§ **Records to process**
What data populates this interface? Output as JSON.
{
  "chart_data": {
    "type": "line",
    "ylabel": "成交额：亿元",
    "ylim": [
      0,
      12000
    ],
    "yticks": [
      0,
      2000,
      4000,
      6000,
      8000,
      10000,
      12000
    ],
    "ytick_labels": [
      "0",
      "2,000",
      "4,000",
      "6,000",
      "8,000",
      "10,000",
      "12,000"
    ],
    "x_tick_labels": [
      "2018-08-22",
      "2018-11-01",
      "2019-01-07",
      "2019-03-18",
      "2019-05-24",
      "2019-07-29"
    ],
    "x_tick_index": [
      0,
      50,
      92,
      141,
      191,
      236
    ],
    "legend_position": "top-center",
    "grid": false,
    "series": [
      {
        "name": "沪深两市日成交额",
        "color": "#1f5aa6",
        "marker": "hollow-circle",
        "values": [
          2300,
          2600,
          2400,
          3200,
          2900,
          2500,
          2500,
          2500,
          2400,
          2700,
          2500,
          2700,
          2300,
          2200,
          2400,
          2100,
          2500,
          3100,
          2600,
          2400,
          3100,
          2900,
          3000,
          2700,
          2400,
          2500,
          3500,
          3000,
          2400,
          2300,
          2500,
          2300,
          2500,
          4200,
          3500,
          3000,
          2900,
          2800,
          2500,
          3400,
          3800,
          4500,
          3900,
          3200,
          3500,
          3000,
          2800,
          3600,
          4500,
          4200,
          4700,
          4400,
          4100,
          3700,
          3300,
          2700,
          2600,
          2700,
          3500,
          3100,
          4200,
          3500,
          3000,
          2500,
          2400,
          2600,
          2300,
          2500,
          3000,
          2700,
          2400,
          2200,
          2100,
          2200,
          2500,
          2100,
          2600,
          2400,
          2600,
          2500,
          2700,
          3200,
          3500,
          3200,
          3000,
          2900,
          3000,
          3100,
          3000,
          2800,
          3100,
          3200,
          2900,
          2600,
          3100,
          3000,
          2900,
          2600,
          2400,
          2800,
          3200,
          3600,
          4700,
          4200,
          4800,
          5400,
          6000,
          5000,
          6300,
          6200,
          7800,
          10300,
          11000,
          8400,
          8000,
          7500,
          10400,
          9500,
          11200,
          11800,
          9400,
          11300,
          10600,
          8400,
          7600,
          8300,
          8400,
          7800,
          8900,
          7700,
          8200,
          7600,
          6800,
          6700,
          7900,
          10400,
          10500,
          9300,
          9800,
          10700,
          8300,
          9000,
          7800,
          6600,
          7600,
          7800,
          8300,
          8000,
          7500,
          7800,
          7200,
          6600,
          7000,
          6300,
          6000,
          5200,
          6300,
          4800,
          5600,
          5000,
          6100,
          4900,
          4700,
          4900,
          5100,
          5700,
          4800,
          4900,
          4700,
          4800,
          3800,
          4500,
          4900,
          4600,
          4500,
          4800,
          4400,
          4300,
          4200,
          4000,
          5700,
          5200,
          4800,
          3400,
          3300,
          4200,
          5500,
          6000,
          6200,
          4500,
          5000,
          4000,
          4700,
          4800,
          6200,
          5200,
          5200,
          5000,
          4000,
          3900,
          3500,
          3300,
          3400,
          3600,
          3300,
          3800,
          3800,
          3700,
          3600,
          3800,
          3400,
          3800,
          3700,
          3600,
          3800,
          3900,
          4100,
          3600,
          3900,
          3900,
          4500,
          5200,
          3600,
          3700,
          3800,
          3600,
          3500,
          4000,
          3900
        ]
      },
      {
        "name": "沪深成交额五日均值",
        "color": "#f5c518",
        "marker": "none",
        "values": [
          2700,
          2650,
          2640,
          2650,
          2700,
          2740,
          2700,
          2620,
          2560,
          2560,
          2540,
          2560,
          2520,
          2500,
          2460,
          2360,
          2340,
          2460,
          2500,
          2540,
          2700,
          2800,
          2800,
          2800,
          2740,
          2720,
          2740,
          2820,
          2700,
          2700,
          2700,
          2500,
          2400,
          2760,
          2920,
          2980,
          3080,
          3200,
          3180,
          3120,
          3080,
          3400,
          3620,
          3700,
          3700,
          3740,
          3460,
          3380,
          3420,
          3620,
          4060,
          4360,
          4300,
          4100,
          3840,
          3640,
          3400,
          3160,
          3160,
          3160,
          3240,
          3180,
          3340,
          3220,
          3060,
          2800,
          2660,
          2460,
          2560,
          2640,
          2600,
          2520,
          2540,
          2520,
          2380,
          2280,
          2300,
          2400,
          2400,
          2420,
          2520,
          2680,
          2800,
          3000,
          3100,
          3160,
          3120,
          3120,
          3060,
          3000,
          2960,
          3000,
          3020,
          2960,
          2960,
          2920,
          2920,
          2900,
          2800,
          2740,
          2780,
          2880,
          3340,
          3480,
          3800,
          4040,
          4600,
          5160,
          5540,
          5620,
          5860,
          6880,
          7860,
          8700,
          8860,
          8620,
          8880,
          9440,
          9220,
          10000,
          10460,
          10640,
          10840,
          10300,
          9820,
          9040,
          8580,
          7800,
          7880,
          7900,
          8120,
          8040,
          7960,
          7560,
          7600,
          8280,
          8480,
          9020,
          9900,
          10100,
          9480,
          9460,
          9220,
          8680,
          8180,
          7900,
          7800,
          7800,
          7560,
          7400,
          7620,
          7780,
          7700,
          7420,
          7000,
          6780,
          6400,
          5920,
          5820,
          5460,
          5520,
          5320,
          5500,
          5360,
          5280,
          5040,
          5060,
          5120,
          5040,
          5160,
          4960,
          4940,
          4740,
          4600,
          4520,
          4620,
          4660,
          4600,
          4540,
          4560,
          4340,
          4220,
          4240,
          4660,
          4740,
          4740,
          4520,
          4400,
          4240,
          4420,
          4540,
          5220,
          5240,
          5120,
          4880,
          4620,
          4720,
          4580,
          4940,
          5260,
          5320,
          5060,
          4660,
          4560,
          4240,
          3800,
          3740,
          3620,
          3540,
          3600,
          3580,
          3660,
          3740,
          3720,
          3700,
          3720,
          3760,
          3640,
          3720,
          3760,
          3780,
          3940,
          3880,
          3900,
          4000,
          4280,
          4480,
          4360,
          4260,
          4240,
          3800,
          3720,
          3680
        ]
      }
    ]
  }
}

§ **Exercise prompt**
Repeat the lines above exactly.

§ **Solution to this problem**
What data populates this interface? Output as JSON.
{
  "chart_data": {
    "type": "line",
    "ylabel": "成交额：亿元",
    "ylim": [
      0,
      12000
    ],
    "yticks": [
      0,
      2000,
      4000,
      6000,
      8000,
      10000,
      12000
    ],
    "ytick_labels": [
      "0",
      "2,000",
      "4,000",
      "6,000",
      "8,000",
      "10,000",
      "12,000"
    ],
    "x_tick_labels": [
      "2018-08-22",
      "2018-11-01",
      "2019-01-07",
      "2019-03-18",
      "2019-05-24",
      "2019-07-29"
    ],
    "x_tick_index": [
      0,
      50,
      92,
      141,
      191,
      236
    ],
    "legend_position": "top-center",
    "grid": false,
    "series": [
      {
        "name": "沪深两市日成交额",
        "color": "#1f5aa6",
        "marker": "hollow-circle",
        "values": [
          2300,
          2600,
          2400,
          3200,
          2900,
          2500,
          2500,
          2500,
          2400,
          2700,
          2500,
          2700,
          2300,
          2200,
          2400,
          2100,
          2500,
          3100,
          2600,
          2400,
          3100,
          2900,
          3000,
          2700,
          2400,
          2500,
          3500,
          3000,
          2400,
          2300,
          2500,
          2300,
          2500,
          4200,
          3500,
          3000,
          2900,
          2800,
          2500,
          3400,
          3800,
          4500,
          3900,
          3200,
          3500,
          3000,
          2800,
          3600,
          4500,
          4200,
          4700,
          4400,
          4100,
          3700,
          3300,
          2700,
          2600,
          2700,
          3500,
          3100,
          4200,
          3500,
          3000,
          2500,
          2400,
          2600,
          2300,
          2500,
          3000,
          2700,
          2400,
          2200,
          2100,
          2200,
          2500,
          2100,
          2600,
          2400,
          2600,
          2500,
          2700,
          3200,
          3500,
          3200,
          3000,
          2900,
          3000,
          3100,
          3000,
          2800,
          3100,
          3200,
          2900,
          2600,
          3100,
          3000,
          2900,
          2600,
          2400,
          2800,
          3200,
          3600,
          4700,
          4200,
          4800,
          5400,
          6000,
          5000,
          6300,
          6200,
          7800,
          10300,
          11000,
          8400,
          8000,
          7500,
          10400,
          9500,
          11200,
          11800,
          9400,
          11300,
          10600,
          8400,
          7600,
          8300,
          8400,
          7800,
          8900,
          7700,
          8200,
          7600,
          6800,
          6700,
          7900,
          10400,
          10500,
          9300,
          9800,
          10700,
          8300,
          9000,
          7800,
          6600,
          7600,
          7800,
          8300,
          8000,
          7500,
          7800,
          7200,
          6600,
          7000,
          6300,
          6000,
          5200,
          6300,
          4800,
          5600,
          5000,
          6100,
          4900,
          4700,
          4900,
          5100,
          5700,
          4800,
          4900,
          4700,
          4800,
          3800,
          4500,
          4900,
          4600,
          4500,
          4800,
          4400,
          4300,
          4200,
          4000,
          5700,
          5200,
          4800,
          3400,
          3300,
          4200,
          5500,
          6000,
          6200,
          4500,
          5000,
          4000,
          4700,
          4800,
          6200,
          5200,
          5200,
          5000,
          4000,
          3900,
          3500,
          3300,
          3400,
          3600,
          3300,
          3800,
          3800,
          3700,
          3600,
          3800,
          3400,
          3800,
          3700,
          3600,
          3800,
          3900,
          4100,
          3600,
          3900,
          3900,
          4500,
          5200,
          3600,
          3700,
          3800,
          3600,
          3500,
          4000,
          3900
        ]
      },
      {
        "name": "沪深成交额五日均值",
        "color": "#f5c518",
        "marker": "none",
        "values": [
          2700,
          2650,
          2640,
          2650,
          2700,
          2740,
          2700,
          2620,
          2560,
          2560,
          2540,
          2560,
          2520,
          2500,
          2460,
          2360,
          2340,
          2460,
          2500,
          2540,
          2700,
          2800,
          2800,
          2800,
          2740,
          2720,
          2740,
          2820,
          2700,
          2700,
          2700,
          2500,
          2400,
          2760,
          2920,
          2980,
          3080,
          3200,
          3180,
          3120,
          3080,
          3400,
          3620,
          3700,
          3700,
          3740,
          3460,
          3380,
          3420,
          3620,
          4060,
          4360,
          4300,
          4100,
          3840,
          3640,
          3400,
          3160,
          3160,
          3160,
          3240,
          3180,
          3340,
          3220,
          3060,
          2800,
          2660,
          2460,
          2560,
          2640,
          2600,
          2520,
          2540,
          2520,
          2380,
          2280,
          2300,
          2400,
          2400,
          2420,
          2520,
          2680,
          2800,
          3000,
          3100,
          3160,
          3120,
          3120,
          3060,
          3000,
          2960,
          3000,
          3020,
          2960,
          2960,
          2920,
          2920,
          2900,
          2800,
          2740,
          2780,
          2880,
          3340,
          3480,
          3800,
          4040,
          4600,
          5160,
          5540,
          5620,
          5860,
          6880,
          7860,
          8700,
          8860,
          8620,
          8880,
          9440,
          9220,
          10000,
          10460,
          10640,
          10840,
          10300,
          9820,
          9040,
          8580,
          7800,
          7880,
          7900,
          8120,
          8040,
          7960,
          7560,
          7600,
          8280,
          8480,
          9020,
          9900,
          10100,
          9480,
          9460,
          9220,
          8680,
          8180,
          7900,
          7800,
          7800,
          7560,
          7400,
          7620,
          7780,
          7700,
          7420,
          7000,
          6780,
          6400,
          5920,
          5820,
          5460,
          5520,
          5320,
          5500,
          5360,
          5280,
          5040,
          5060,
          5120,
          5040,
          5160,
          4960,
          4940,
          4740,
          4600,
          4520,
          4620,
          4660,
          4600,
          4540,
          4560,
          4340,
          4220,
          4240,
          4660,
          4740,
          4740,
          4520,
          4400,
          4240,
          4420,
          4540,
          5220,
          5240,
          5120,
          4880,
          4620,
          4720,
          4580,
          4940,
          5260,
          5320,
          5060,
          4660,
          4560,
          4240,
          3800,
          3740,
          3620,
          3540,
          3600,
          3580,
          3660,
          3740,
          3720,
          3700,
          3720,
          3760,
          3640,
          3720,
          3760,
          3780,
          3940,
          3880,
          3900,
          4000,
          4280,
          4480,
          4360,
          4260,
          4240,
          3800,
          3720,
          3680
        ]
      }
    ]
  }
}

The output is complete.